BRIEF:
Search the material for "size" and show all lines that contain it.

§

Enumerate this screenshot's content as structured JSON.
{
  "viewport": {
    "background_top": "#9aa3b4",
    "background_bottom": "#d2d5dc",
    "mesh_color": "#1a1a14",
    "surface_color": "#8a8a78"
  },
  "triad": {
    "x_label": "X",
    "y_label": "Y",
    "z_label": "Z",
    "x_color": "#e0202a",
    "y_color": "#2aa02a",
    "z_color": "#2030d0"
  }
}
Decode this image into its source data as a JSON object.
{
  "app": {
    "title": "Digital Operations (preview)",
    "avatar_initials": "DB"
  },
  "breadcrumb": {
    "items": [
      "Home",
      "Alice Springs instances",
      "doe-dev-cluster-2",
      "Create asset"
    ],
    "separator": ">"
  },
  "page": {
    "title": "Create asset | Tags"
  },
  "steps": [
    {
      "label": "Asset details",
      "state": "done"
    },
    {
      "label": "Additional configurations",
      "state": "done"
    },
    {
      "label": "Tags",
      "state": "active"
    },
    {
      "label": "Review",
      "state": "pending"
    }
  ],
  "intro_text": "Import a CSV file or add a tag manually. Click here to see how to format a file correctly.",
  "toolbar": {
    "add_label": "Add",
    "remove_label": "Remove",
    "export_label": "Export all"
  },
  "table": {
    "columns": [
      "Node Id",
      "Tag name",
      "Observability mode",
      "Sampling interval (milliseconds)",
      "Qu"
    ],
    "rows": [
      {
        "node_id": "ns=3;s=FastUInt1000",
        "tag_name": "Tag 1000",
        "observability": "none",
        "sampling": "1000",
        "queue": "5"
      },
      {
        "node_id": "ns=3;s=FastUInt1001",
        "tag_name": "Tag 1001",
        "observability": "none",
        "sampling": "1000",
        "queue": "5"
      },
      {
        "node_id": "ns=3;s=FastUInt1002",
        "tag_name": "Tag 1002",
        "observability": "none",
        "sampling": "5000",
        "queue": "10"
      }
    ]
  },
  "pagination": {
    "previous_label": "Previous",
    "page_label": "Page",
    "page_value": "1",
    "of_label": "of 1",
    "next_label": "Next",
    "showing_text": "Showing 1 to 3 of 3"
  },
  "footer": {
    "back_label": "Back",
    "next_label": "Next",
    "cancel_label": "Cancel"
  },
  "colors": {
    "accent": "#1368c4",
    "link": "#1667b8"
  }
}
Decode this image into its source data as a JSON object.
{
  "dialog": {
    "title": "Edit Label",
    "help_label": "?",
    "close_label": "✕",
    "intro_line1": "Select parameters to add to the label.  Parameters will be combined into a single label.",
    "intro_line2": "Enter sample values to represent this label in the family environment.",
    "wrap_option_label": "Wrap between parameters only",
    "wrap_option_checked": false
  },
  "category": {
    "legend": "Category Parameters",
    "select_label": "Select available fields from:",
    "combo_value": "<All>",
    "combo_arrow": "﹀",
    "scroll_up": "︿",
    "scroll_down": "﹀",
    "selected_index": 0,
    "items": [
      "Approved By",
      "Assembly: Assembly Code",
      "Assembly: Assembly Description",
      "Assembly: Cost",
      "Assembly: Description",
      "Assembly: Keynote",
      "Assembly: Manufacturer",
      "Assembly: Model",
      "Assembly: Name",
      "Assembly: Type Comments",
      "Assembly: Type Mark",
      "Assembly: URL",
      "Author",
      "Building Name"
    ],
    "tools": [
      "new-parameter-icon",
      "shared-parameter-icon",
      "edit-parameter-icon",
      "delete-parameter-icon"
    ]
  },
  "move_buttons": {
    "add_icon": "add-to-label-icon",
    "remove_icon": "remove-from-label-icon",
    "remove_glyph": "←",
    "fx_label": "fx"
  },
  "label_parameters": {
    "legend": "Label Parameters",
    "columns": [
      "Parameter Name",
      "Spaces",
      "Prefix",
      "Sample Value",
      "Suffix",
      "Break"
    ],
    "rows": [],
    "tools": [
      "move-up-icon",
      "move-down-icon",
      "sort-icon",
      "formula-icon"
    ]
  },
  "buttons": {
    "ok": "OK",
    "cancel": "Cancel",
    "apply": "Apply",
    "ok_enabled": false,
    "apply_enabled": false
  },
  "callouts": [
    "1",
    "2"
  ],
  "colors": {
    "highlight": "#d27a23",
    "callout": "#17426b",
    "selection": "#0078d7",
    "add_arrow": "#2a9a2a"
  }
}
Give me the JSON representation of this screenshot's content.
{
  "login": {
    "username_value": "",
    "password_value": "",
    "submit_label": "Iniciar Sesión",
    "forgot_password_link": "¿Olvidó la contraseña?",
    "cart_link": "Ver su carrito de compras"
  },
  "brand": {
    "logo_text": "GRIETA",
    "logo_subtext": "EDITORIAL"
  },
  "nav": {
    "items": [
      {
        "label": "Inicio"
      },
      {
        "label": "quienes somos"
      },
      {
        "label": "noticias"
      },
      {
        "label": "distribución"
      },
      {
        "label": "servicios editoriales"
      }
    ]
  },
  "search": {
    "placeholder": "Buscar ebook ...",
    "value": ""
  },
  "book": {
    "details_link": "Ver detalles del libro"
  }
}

§

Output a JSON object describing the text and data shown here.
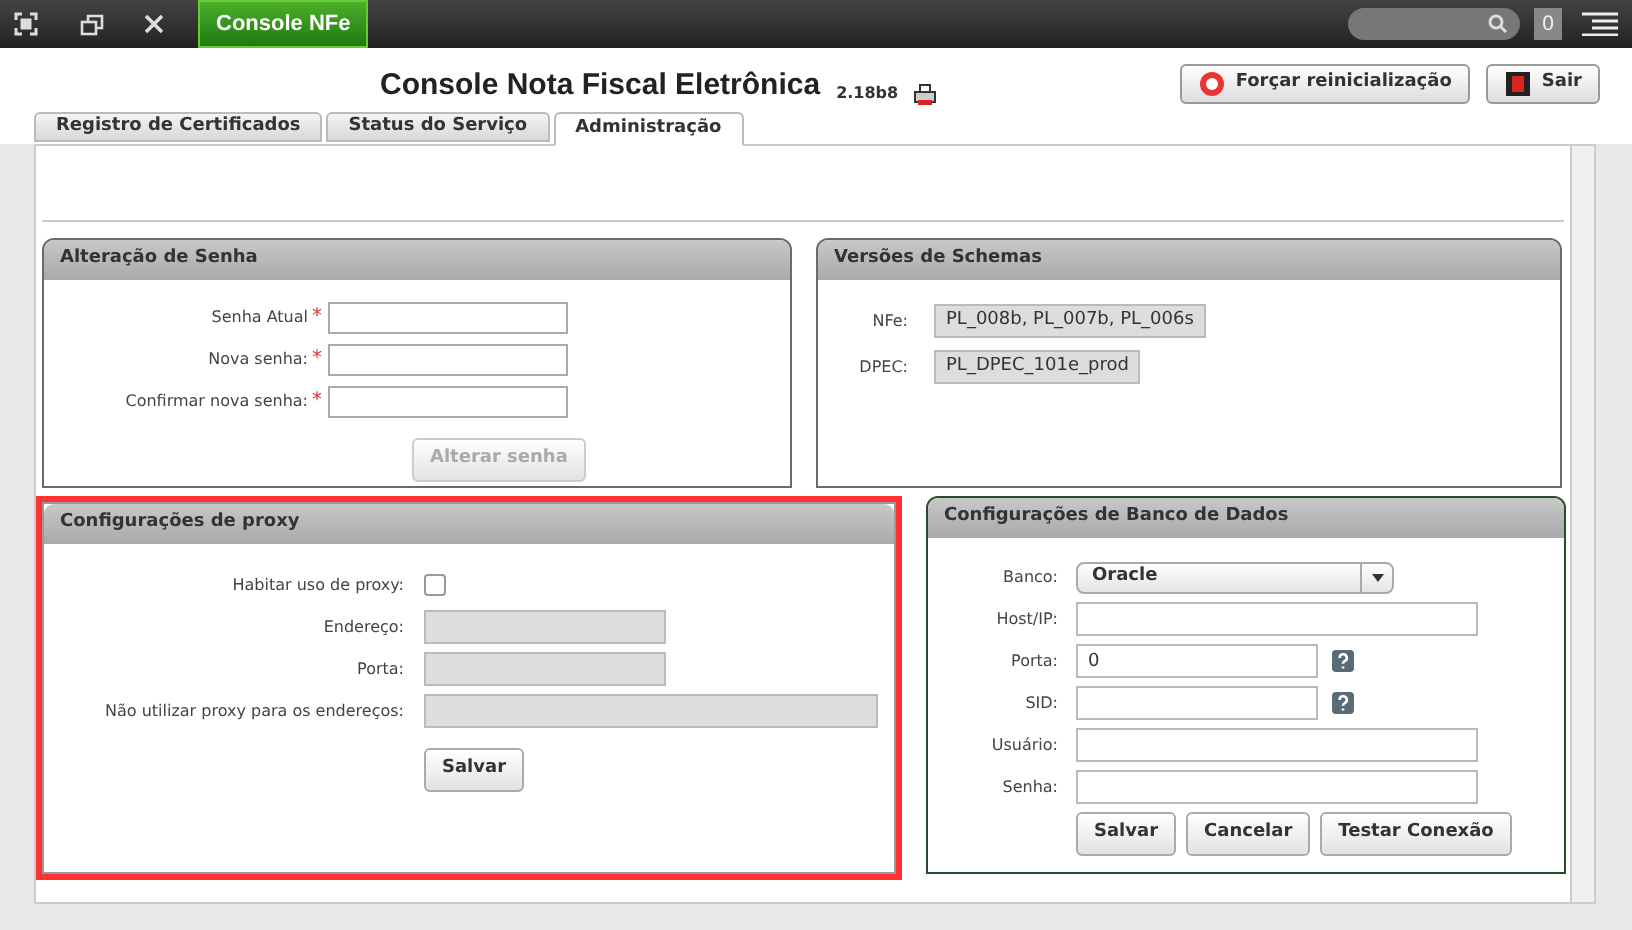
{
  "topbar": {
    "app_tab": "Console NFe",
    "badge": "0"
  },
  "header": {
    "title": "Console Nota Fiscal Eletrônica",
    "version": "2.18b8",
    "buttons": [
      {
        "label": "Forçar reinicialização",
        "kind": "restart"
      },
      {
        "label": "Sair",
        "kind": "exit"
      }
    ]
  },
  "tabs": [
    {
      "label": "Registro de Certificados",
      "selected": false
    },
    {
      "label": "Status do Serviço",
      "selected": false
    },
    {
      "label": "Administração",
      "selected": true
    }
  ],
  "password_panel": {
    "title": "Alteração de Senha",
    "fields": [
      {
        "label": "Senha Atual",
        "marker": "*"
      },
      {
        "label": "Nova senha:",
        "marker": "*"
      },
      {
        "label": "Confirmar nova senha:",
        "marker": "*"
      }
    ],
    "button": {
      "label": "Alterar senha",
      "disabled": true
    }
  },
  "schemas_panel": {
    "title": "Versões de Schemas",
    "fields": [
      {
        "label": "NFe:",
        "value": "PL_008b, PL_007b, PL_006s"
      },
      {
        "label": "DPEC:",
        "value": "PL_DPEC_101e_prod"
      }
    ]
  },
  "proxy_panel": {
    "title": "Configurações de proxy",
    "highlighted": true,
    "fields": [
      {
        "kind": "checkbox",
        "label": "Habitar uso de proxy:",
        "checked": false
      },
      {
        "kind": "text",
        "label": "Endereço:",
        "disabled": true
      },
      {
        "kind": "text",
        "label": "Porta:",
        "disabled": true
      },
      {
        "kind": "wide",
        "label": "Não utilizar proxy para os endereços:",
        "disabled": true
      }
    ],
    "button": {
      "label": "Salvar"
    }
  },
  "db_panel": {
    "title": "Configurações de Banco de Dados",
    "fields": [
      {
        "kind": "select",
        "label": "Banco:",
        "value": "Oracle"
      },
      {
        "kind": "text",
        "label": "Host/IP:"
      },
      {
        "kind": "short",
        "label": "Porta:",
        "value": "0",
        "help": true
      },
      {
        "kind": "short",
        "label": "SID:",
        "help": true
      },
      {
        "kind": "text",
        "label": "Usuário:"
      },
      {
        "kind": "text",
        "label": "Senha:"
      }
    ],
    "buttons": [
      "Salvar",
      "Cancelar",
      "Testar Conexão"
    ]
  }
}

§

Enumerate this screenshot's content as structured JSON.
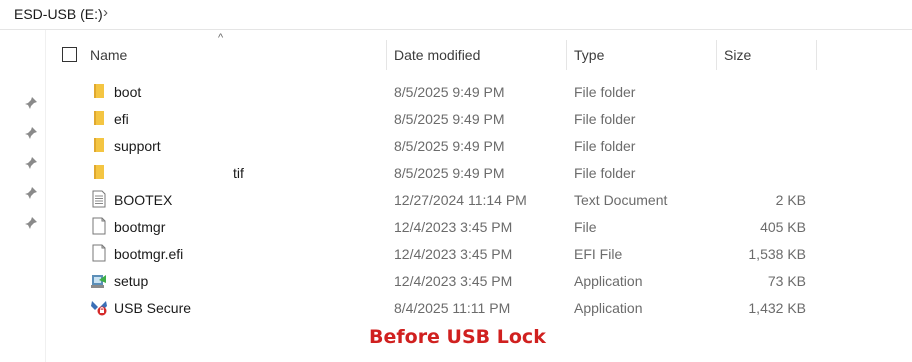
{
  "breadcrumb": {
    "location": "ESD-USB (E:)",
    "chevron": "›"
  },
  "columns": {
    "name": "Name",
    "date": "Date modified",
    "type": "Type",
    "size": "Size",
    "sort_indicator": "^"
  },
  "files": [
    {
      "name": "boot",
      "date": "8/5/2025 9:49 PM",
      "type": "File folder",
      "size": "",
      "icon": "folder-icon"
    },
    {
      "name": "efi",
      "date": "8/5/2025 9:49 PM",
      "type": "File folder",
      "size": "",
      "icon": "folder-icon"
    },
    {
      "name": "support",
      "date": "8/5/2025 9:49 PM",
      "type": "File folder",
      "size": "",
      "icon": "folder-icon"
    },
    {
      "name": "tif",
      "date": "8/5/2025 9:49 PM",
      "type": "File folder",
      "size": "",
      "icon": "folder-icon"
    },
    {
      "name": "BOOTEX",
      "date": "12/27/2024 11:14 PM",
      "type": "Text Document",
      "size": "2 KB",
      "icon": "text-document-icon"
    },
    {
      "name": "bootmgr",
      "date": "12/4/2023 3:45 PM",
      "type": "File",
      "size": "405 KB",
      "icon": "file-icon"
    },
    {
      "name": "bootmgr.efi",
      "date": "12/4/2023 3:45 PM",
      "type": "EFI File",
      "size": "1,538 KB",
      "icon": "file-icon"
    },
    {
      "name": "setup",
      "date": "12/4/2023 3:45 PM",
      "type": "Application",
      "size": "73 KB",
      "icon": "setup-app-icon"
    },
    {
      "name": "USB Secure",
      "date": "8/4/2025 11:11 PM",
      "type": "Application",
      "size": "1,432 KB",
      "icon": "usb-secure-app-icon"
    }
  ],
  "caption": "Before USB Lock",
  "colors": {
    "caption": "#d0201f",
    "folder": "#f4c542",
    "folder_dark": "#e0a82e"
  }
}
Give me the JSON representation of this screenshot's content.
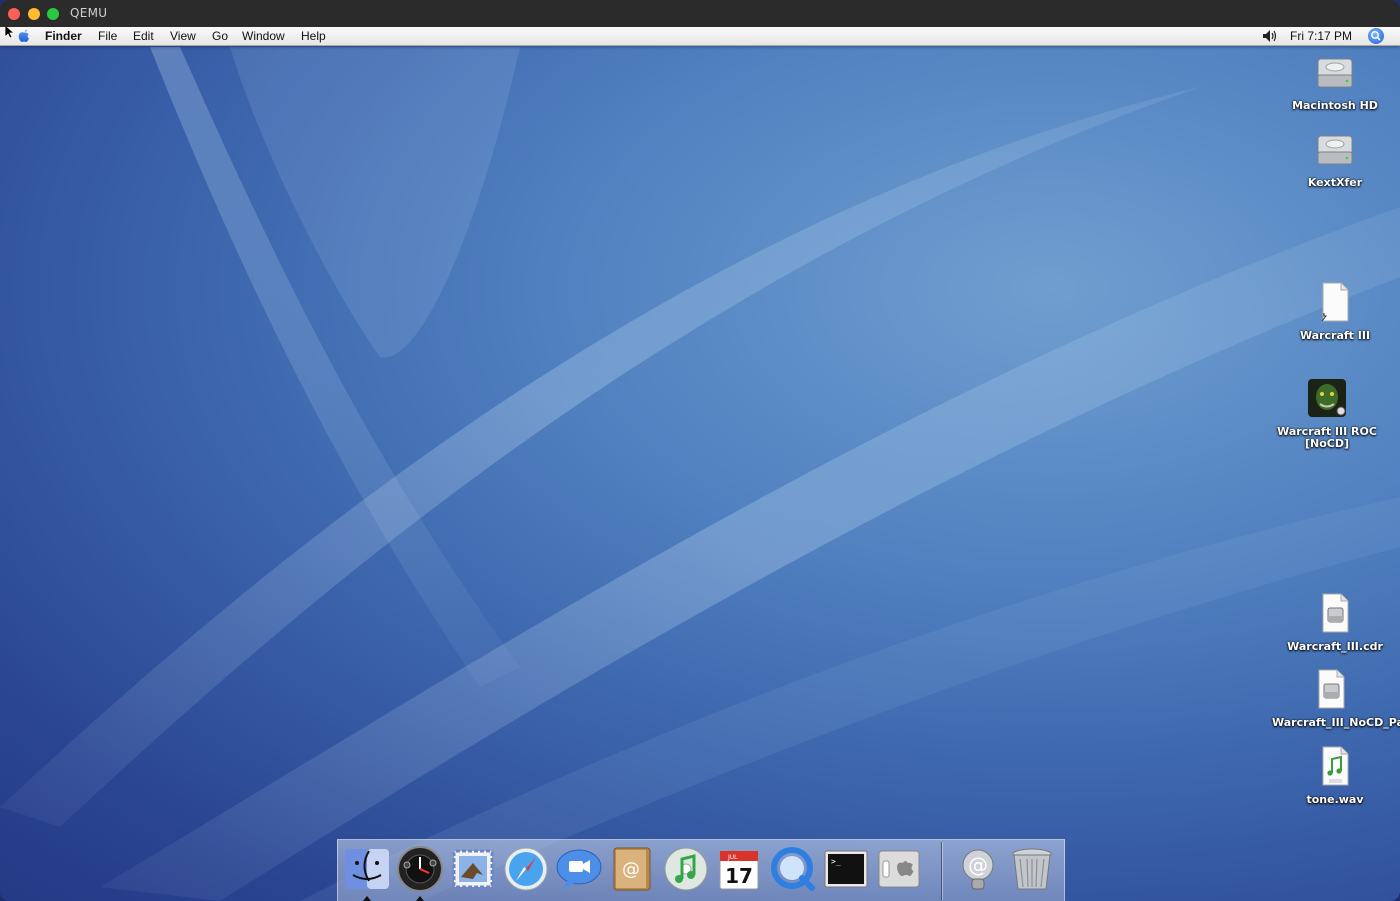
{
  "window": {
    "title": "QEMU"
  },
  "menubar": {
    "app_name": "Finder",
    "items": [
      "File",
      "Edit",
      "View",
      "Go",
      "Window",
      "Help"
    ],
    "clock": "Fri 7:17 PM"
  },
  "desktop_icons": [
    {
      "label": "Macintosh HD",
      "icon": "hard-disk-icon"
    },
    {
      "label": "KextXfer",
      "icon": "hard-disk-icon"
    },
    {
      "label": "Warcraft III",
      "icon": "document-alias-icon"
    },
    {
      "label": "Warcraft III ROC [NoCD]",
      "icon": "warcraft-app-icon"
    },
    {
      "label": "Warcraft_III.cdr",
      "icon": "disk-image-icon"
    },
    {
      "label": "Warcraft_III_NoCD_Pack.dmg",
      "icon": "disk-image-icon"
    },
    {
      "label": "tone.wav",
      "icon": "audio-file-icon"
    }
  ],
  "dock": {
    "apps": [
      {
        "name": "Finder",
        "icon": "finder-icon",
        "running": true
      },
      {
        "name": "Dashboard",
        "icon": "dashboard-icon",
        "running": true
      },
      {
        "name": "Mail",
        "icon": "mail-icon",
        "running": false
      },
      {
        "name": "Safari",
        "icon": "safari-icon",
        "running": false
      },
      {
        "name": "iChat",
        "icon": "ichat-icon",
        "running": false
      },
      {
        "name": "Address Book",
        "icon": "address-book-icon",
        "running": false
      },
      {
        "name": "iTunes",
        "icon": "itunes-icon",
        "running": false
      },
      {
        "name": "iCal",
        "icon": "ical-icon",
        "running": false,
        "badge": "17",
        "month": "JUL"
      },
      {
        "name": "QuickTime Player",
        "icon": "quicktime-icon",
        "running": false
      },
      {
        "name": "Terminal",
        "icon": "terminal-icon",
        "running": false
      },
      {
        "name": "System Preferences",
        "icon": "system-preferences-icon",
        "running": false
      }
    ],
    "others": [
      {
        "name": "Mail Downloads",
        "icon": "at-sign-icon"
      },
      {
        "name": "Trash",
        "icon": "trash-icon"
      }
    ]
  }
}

§

OUTPUT FOR THIS EXERCISE:
    "size": "Size",
      "size": "",
      "size": "",
      "size": "",
      "size": "",
      "size": "2 KB",
      "size": "405 KB",
      "size": "1,538 KB",
      "size": "73 KB",
      "size": "1,432 KB",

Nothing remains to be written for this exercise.